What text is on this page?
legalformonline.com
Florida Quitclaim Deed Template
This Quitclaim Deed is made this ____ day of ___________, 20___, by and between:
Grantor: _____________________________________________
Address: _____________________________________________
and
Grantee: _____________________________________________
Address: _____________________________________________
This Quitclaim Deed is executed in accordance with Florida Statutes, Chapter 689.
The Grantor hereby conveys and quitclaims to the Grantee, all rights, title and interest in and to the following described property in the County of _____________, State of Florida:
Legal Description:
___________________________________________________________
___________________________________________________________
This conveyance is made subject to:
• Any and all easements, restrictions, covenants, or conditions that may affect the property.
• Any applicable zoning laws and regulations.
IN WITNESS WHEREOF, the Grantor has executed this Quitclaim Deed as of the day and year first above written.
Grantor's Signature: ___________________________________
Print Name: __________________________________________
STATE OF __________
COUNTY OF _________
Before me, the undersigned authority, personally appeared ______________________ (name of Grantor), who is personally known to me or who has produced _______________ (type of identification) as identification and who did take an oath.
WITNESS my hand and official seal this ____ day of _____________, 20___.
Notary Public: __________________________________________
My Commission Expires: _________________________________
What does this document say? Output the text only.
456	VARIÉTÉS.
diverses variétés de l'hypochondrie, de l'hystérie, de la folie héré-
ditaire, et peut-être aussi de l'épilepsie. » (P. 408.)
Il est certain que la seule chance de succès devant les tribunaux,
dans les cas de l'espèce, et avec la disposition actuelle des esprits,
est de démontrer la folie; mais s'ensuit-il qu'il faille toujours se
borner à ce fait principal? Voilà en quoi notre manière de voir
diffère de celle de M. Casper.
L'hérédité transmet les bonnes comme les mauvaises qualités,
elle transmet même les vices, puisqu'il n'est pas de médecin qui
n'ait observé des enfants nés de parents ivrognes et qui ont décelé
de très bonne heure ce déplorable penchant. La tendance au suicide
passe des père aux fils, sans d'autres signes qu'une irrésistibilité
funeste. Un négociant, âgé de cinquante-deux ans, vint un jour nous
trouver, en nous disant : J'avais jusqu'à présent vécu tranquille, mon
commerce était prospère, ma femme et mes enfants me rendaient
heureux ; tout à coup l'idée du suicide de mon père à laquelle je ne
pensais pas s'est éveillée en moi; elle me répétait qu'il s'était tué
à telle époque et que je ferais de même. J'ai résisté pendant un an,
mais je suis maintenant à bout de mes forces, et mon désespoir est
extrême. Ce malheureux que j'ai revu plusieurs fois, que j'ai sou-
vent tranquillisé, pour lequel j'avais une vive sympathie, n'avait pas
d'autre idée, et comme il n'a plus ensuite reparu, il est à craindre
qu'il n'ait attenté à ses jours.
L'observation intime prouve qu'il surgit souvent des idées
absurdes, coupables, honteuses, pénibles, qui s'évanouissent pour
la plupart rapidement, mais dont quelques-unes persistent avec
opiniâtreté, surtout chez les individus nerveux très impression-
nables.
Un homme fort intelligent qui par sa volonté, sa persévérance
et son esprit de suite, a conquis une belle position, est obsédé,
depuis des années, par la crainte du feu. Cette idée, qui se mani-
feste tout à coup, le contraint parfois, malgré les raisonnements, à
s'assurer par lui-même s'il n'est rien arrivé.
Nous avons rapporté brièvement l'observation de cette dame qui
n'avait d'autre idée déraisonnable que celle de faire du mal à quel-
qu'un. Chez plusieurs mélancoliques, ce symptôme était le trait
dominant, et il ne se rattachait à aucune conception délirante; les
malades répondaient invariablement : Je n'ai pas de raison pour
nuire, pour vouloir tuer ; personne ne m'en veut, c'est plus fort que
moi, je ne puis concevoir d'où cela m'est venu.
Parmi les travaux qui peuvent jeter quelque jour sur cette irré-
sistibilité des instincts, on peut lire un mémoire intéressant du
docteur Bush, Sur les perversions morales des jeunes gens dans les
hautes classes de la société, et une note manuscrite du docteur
----
** TO BE DONE **
Say how many lines of the data include the string "dans". Nothing other than the number should be given.

** WORKED SOLUTION **
2